Exercise details:
Give only the number of lines where "blessings" occurs.

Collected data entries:
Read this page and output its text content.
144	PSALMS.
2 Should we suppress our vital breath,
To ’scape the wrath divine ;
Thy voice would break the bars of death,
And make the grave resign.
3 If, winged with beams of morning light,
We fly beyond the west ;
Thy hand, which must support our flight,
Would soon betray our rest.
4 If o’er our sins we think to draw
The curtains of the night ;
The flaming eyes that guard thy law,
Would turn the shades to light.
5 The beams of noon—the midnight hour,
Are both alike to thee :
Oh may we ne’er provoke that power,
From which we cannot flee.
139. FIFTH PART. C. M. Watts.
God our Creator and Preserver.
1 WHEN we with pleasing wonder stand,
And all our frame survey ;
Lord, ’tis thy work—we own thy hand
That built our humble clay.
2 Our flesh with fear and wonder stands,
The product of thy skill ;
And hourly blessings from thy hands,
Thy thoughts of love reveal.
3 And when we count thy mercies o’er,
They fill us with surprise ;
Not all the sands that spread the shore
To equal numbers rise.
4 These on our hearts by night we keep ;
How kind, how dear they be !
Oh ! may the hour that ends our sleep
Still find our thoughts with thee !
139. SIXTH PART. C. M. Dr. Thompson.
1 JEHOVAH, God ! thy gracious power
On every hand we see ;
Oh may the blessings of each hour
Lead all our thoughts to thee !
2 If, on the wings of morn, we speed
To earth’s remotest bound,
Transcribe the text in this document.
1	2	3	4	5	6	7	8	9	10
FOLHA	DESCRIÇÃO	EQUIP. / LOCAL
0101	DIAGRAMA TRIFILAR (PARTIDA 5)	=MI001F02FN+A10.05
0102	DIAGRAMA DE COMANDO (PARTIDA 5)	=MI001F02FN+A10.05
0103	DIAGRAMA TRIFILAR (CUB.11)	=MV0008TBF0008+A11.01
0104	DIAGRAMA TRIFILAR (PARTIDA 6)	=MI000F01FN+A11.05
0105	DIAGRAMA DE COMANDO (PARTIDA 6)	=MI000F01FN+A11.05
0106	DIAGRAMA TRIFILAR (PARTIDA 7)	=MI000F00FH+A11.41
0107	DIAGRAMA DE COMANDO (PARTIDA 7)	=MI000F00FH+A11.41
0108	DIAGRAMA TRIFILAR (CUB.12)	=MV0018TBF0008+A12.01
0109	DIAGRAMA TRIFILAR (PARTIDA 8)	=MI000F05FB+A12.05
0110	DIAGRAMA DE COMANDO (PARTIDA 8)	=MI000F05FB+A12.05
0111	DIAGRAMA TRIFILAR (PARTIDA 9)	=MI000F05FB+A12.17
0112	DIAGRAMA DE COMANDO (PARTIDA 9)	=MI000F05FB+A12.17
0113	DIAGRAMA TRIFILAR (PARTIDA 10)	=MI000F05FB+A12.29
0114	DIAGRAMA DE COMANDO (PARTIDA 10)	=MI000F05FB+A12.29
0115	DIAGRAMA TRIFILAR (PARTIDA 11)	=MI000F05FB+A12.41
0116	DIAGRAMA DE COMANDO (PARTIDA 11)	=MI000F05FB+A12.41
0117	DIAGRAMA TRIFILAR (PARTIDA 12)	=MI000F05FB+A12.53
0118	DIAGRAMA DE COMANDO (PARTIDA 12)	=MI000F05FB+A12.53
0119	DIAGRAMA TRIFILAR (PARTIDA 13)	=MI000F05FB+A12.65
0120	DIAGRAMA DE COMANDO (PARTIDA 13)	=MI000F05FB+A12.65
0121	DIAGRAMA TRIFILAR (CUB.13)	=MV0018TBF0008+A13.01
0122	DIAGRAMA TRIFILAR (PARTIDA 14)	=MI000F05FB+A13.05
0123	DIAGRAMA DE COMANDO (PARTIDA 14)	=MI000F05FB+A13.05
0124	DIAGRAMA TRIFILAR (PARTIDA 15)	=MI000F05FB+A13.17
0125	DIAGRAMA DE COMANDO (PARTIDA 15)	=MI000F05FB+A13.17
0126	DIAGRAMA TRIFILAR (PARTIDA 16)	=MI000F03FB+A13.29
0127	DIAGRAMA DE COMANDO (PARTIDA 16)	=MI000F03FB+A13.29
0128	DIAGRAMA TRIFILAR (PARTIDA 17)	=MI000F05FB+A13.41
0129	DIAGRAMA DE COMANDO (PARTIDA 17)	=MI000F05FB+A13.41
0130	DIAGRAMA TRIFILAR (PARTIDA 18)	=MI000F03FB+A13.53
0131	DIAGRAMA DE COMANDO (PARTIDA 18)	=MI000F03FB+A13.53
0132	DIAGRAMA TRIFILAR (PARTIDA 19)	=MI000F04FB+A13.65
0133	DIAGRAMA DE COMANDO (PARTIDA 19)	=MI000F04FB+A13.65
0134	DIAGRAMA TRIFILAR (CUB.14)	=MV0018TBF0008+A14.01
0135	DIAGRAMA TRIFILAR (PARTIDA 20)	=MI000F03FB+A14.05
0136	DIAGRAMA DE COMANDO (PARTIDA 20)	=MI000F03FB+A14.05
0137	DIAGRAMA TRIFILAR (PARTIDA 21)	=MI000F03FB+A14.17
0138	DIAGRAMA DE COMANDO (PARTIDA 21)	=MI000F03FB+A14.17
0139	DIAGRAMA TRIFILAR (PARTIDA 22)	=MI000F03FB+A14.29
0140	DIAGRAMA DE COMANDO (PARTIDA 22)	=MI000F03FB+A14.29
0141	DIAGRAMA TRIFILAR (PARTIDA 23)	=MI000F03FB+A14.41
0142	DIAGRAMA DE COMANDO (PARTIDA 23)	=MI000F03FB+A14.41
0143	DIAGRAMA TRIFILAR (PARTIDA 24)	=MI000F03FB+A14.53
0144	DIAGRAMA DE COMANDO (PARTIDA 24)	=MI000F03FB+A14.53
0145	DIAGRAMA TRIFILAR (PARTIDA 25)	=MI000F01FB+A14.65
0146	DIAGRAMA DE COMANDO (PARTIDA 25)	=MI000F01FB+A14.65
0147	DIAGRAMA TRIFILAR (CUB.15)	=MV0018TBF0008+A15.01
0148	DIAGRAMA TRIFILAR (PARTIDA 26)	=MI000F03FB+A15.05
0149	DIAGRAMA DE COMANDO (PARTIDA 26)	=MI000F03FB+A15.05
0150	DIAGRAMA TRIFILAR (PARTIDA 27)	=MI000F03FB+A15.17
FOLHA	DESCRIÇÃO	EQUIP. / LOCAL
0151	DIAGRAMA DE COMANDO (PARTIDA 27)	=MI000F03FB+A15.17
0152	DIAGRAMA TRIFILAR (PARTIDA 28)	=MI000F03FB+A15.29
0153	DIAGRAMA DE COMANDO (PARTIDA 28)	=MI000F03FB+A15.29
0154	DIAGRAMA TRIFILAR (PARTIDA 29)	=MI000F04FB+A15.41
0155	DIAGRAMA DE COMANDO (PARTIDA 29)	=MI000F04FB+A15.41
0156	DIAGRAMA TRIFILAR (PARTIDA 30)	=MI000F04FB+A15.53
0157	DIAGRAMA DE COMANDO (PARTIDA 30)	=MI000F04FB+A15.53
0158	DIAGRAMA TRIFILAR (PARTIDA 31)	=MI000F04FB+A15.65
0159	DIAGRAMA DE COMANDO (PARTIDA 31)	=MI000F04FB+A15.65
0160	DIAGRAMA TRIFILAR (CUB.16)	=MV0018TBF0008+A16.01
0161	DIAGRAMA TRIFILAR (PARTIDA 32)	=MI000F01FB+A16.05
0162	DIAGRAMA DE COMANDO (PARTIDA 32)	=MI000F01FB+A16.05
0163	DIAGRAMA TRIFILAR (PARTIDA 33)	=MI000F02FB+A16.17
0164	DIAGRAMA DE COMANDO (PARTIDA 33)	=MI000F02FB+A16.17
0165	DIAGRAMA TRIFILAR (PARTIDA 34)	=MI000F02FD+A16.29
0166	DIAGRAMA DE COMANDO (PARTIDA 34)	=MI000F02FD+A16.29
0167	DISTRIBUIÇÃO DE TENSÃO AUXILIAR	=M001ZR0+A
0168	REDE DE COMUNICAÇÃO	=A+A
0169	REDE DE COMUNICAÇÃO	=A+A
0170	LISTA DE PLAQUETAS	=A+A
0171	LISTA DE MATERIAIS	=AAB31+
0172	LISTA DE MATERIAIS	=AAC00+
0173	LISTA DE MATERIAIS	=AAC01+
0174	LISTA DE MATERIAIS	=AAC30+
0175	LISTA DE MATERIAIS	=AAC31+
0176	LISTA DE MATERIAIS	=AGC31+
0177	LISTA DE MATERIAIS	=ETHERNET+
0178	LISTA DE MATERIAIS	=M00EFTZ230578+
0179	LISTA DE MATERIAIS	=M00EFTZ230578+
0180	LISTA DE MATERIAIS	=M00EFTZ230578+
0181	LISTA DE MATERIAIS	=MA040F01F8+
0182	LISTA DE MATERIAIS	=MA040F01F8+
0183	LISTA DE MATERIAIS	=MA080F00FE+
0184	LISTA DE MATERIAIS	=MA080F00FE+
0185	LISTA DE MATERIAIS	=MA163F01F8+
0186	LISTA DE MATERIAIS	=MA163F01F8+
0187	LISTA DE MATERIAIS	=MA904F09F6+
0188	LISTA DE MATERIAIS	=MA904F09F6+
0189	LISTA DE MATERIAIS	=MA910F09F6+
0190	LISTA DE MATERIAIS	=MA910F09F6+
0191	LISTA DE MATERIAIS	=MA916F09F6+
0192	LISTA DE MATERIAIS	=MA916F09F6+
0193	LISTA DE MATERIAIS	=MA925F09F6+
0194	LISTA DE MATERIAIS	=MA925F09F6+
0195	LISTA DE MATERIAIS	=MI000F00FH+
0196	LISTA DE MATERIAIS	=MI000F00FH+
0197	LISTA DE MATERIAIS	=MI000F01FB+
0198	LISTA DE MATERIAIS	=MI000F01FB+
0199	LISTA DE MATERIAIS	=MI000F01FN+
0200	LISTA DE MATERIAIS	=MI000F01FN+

Answer in full:
2